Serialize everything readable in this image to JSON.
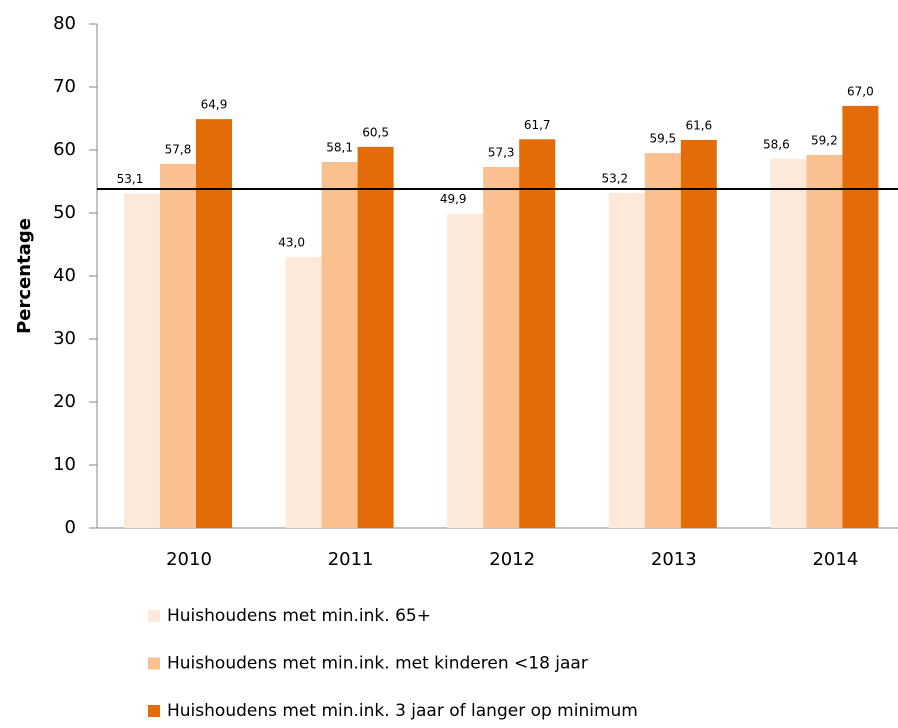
{
  "chart_data": {
    "type": "bar",
    "y_label": "Percentage",
    "categories": [
      "2010",
      "2011",
      "2012",
      "2013",
      "2014"
    ],
    "series": [
      {
        "name": "Huishoudens met min.ink. 65+",
        "color": "#fde9d9",
        "values": [
          53.1,
          43.0,
          49.9,
          53.2,
          58.6
        ],
        "value_labels": [
          "53,1",
          "43,0",
          "49,9",
          "53,2",
          "58,6"
        ]
      },
      {
        "name": "Huishoudens met min.ink. met kinderen <18 jaar",
        "color": "#fac090",
        "values": [
          57.8,
          58.1,
          57.3,
          59.5,
          59.2
        ],
        "value_labels": [
          "57,8",
          "58,1",
          "57,3",
          "59,5",
          "59,2"
        ]
      },
      {
        "name": "Huishoudens met min.ink. 3 jaar of langer op minimum",
        "color": "#e36c09",
        "values": [
          64.9,
          60.5,
          61.7,
          61.6,
          67.0
        ],
        "value_labels": [
          "64,9",
          "60,5",
          "61,7",
          "61,6",
          "67,0"
        ]
      }
    ],
    "reference_line": 53.8,
    "ylim": [
      0,
      80
    ],
    "yticks": [
      0,
      10,
      20,
      30,
      40,
      50,
      60,
      70,
      80
    ],
    "grid": false
  }
}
◆ ◆ ◆ ◆
▸ Goal of the exercise
Repeat each entry exactly. Pictures do not belong in the copy.

▸ Finished exercise
Serialize everything readable in this image to JSON.
{
  "chart_data": {
    "type": "bar",
    "y_label": "Percentage",
    "categories": [
      "2010",
      "2011",
      "2012",
      "2013",
      "2014"
    ],
    "series": [
      {
        "name": "Huishoudens met min.ink. 65+",
        "color": "#fde9d9",
        "values": [
          53.1,
          43.0,
          49.9,
          53.2,
          58.6
        ],
        "value_labels": [
          "53,1",
          "43,0",
          "49,9",
          "53,2",
          "58,6"
        ]
      },
      {
        "name": "Huishoudens met min.ink. met kinderen <18 jaar",
        "color": "#fac090",
        "values": [
          57.8,
          58.1,
          57.3,
          59.5,
          59.2
        ],
        "value_labels": [
          "57,8",
          "58,1",
          "57,3",
          "59,5",
          "59,2"
        ]
      },
      {
        "name": "Huishoudens met min.ink. 3 jaar of langer op minimum",
        "color": "#e36c09",
        "values": [
          64.9,
          60.5,
          61.7,
          61.6,
          67.0
        ],
        "value_labels": [
          "64,9",
          "60,5",
          "61,7",
          "61,6",
          "67,0"
        ]
      }
    ],
    "reference_line": 53.8,
    "ylim": [
      0,
      80
    ],
    "yticks": [
      0,
      10,
      20,
      30,
      40,
      50,
      60,
      70,
      80
    ],
    "grid": false
  }
}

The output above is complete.